• _Given exercise_
Give the entries again exactly, every one of them.

******************************

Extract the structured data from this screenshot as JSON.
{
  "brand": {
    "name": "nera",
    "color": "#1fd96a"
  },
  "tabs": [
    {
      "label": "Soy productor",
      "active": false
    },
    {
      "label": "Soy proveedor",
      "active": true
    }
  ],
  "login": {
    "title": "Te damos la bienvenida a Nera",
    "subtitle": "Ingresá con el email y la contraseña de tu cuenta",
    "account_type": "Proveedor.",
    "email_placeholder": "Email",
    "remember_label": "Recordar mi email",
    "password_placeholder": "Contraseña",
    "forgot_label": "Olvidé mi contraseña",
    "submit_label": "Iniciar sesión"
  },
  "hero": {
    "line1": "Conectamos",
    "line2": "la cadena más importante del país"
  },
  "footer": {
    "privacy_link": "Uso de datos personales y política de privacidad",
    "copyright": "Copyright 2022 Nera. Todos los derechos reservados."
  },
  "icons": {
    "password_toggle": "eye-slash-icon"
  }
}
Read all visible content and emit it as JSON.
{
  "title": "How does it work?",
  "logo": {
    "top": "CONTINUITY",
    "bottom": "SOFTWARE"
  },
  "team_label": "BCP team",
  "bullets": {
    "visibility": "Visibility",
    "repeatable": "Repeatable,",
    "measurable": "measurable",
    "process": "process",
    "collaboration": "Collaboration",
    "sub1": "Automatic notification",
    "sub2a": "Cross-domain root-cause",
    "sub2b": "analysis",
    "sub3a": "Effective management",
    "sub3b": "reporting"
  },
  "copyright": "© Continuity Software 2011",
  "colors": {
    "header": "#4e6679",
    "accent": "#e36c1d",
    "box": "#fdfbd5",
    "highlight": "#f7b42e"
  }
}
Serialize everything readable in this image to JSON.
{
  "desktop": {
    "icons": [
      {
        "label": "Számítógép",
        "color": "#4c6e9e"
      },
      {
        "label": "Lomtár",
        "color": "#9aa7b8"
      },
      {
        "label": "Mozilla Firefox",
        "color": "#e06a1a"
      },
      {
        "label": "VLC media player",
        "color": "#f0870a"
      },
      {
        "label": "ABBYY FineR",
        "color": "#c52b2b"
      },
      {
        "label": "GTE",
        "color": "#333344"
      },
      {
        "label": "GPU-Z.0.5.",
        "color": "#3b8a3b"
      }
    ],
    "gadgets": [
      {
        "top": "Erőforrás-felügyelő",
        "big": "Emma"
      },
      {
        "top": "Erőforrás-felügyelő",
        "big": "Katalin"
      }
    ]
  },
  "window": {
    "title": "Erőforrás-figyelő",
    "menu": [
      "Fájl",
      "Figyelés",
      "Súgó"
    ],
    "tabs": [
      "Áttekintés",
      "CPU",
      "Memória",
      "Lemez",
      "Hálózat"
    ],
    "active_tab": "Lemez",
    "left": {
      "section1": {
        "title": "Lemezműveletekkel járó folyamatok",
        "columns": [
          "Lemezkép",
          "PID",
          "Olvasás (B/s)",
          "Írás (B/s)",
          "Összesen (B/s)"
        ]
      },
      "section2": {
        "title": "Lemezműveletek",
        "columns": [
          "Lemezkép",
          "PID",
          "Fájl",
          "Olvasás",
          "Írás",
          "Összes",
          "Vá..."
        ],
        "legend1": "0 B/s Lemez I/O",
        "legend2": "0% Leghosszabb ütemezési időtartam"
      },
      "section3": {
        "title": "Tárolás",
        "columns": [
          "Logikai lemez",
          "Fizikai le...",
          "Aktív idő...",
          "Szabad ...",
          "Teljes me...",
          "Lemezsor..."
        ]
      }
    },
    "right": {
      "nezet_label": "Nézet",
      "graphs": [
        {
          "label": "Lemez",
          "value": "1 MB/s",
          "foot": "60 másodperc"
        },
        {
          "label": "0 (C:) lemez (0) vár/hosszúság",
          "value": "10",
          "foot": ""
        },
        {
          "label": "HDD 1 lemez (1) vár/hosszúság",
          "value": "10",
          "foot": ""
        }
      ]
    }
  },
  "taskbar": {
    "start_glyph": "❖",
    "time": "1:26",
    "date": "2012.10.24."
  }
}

******************************

• _Task output_
Extract the structured data from this screenshot as JSON.
{
  "brand": {
    "name": "nera",
    "color": "#1fd96a"
  },
  "tabs": [
    {
      "label": "Soy productor",
      "active": false
    },
    {
      "label": "Soy proveedor",
      "active": true
    }
  ],
  "login": {
    "title": "Te damos la bienvenida a Nera",
    "subtitle": "Ingresá con el email y la contraseña de tu cuenta",
    "account_type": "Proveedor.",
    "email_placeholder": "Email",
    "remember_label": "Recordar mi email",
    "password_placeholder": "Contraseña",
    "forgot_label": "Olvidé mi contraseña",
    "submit_label": "Iniciar sesión"
  },
  "hero": {
    "line1": "Conectamos",
    "line2": "la cadena más importante del país"
  },
  "footer": {
    "privacy_link": "Uso de datos personales y política de privacidad",
    "copyright": "Copyright 2022 Nera. Todos los derechos reservados."
  },
  "icons": {
    "password_toggle": "eye-slash-icon"
  }
}
Read all visible content and emit it as JSON.
{
  "title": "How does it work?",
  "logo": {
    "top": "CONTINUITY",
    "bottom": "SOFTWARE"
  },
  "team_label": "BCP team",
  "bullets": {
    "visibility": "Visibility",
    "repeatable": "Repeatable,",
    "measurable": "measurable",
    "process": "process",
    "collaboration": "Collaboration",
    "sub1": "Automatic notification",
    "sub2a": "Cross-domain root-cause",
    "sub2b": "analysis",
    "sub3a": "Effective management",
    "sub3b": "reporting"
  },
  "copyright": "© Continuity Software 2011",
  "colors": {
    "header": "#4e6679",
    "accent": "#e36c1d",
    "box": "#fdfbd5",
    "highlight": "#f7b42e"
  }
}
Serialize everything readable in this image to JSON.
{
  "desktop": {
    "icons": [
      {
        "label": "Számítógép",
        "color": "#4c6e9e"
      },
      {
        "label": "Lomtár",
        "color": "#9aa7b8"
      },
      {
        "label": "Mozilla Firefox",
        "color": "#e06a1a"
      },
      {
        "label": "VLC media player",
        "color": "#f0870a"
      },
      {
        "label": "ABBYY FineR",
        "color": "#c52b2b"
      },
      {
        "label": "GTE",
        "color": "#333344"
      },
      {
        "label": "GPU-Z.0.5.",
        "color": "#3b8a3b"
      }
    ],
    "gadgets": [
      {
        "top": "Erőforrás-felügyelő",
        "big": "Emma"
      },
      {
        "top": "Erőforrás-felügyelő",
        "big": "Katalin"
      }
    ]
  },
  "window": {
    "title": "Erőforrás-figyelő",
    "menu": [
      "Fájl",
      "Figyelés",
      "Súgó"
    ],
    "tabs": [
      "Áttekintés",
      "CPU",
      "Memória",
      "Lemez",
      "Hálózat"
    ],
    "active_tab": "Lemez",
    "left": {
      "section1": {
        "title": "Lemezműveletekkel járó folyamatok",
        "columns": [
          "Lemezkép",
          "PID",
          "Olvasás (B/s)",
          "Írás (B/s)",
          "Összesen (B/s)"
        ]
      },
      "section2": {
        "title": "Lemezműveletek",
        "columns": [
          "Lemezkép",
          "PID",
          "Fájl",
          "Olvasás",
          "Írás",
          "Összes",
          "Vá..."
        ],
        "legend1": "0 B/s Lemez I/O",
        "legend2": "0% Leghosszabb ütemezési időtartam"
      },
      "section3": {
        "title": "Tárolás",
        "columns": [
          "Logikai lemez",
          "Fizikai le...",
          "Aktív idő...",
          "Szabad ...",
          "Teljes me...",
          "Lemezsor..."
        ]
      }
    },
    "right": {
      "nezet_label": "Nézet",
      "graphs": [
        {
          "label": "Lemez",
          "value": "1 MB/s",
          "foot": "60 másodperc"
        },
        {
          "label": "0 (C:) lemez (0) vár/hosszúság",
          "value": "10",
          "foot": ""
        },
        {
          "label": "HDD 1 lemez (1) vár/hosszúság",
          "value": "10",
          "foot": ""
        }
      ]
    }
  },
  "taskbar": {
    "start_glyph": "❖",
    "time": "1:26",
    "date": "2012.10.24."
  }
}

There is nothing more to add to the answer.